Collection entries
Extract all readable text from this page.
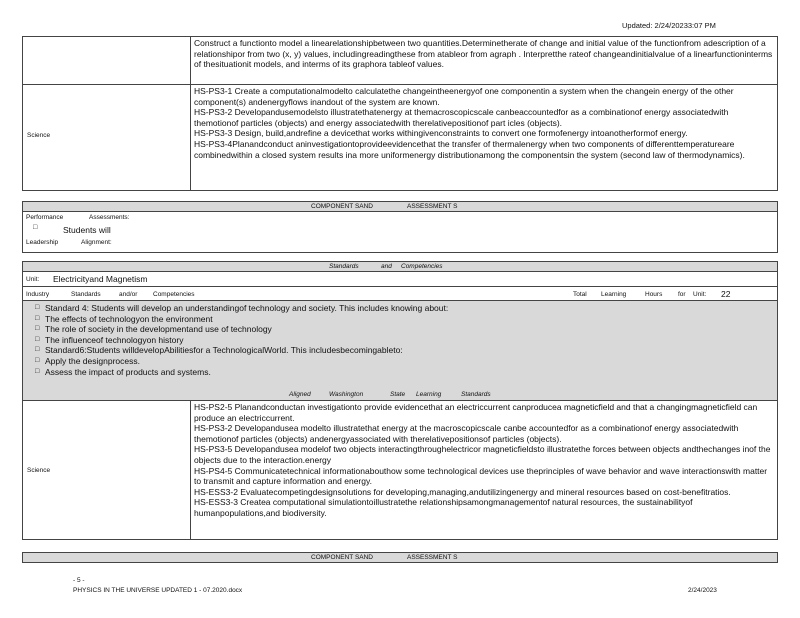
Updated: 2/24/20233:07 PM
Construct a functionto model a linearelationshipbetween two quantities.Determinetherate of change and initial value of the functionfrom adescription of a relationshipor from two (x, y) values, includingreadingthese from atableor from agraph . Interpretthe rateof changeandinitialvalue of a linearfunctioninterms of thesituationit models, and interms of its graphora tableof values.
Science

HS-PS3-1 Create a computationalmodelto calculatethe changeintheenergyof one componentin a system when the changein energy of the other component(s) andenergyflows inandout of the system are known.

HS-PS3-2 Developandusemodelsto illustratethatenergy at themacroscopicscale canbeaccountedfor as a combinationof energy associatedwith themotionof particles (objects) and energy associatedwith therelativepositionof part icles (objects).

HS-PS3-3 Design, build,andrefine a devicethat works withingivenconstraints to convert one formofenergy intoanotherformof energy.

HS-PS3-4Planandconduct aninvestigationtoprovideevidencethat the transfer of thermalenergy when two components of differenttemperatureare combinedwithin a closed system results ina more uniformenergy distributionamong the componentsin the system (second law of thermodynamics).

COMPONENT SAND	ASSESSMENT S
Performance	Assessments:
□	Students will
Leadership	Alignment:
Standards	and Competencies
Unit: Electricityand Magnetism
Industry	Standards	and/or Competencies	Total Learning	Hours for Unit: 22
□ Standard 4: Students will develop an understandingof technology and society. This includes knowing about:
□ The effects of technologyon the environment
□ The role of society in the developmentand use of technology
□ The influenceof technologyon history
□ Standard6:Students willdevelopAbilitiesfor a TechnologicalWorld. This includesbecomingableto:
□ Apply the designprocess.
□ Assess the impact of products and systems.
Aligned	Washington	State Learning	Standards
Science

HS-PS2-5 Planandconductan investigationto provide evidencethat an electriccurrent canproducea magneticfield and that a changingmagneticfield can produce an electriccurrent.

HS-PS3-2 Developandusea modelto illustratethat energy at the macroscopicscale canbe accountedfor as a combinationof energy associatedwith themotionof particles (objects) andenergyassociated with therelativepositionsof particles (objects).

HS-PS3-5 Developandusea modelof two objects interactingthroughelectricor magneticfieldsto illustratethe forces between objects andthechanges inof the objects due to the interaction.energy

HS-PS4-5 Communicatetechnical informationabouthow some technological devices use theprinciples of wave behavior and wave interactionswith matter to transmit and capture information and energy.

HS-ESS3-2 Evaluatecompetingdesignsolutions for developing,managing,andutilizingenergy and mineral resources based on cost-benefitratios.

HS-ESS3-3 Createa computational simulationtoillustratethe relationshipsamongmanagementof natural resources, the sustainabilityof humanpopulations,and biodiversity.

COMPONENT SAND	ASSESSMENT S
- 5 -
PHYSICS IN THE UNIVERSE UPDATED 1 - 07.2020.docx	2/24/2023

- TASK PROMPT:
Each line that holds the word "associatedwith" should be extracted from the records.

- THE OUTPUT:
HS-PS3-2 Developandusemodelsto illustratethatenergy at themacroscopicscale canbeaccountedfor as a combinationof energy associatedwith themotionof particles (objects) and energy associatedwith therelativepositionof part icles (objects).
HS-PS3-2 Developandusea modelto illustratethat energy at the macroscopicscale canbe accountedfor as a combinationof energy associatedwith themotionof particles (objects) andenergyassociated with therelativepositionsof particles (objects).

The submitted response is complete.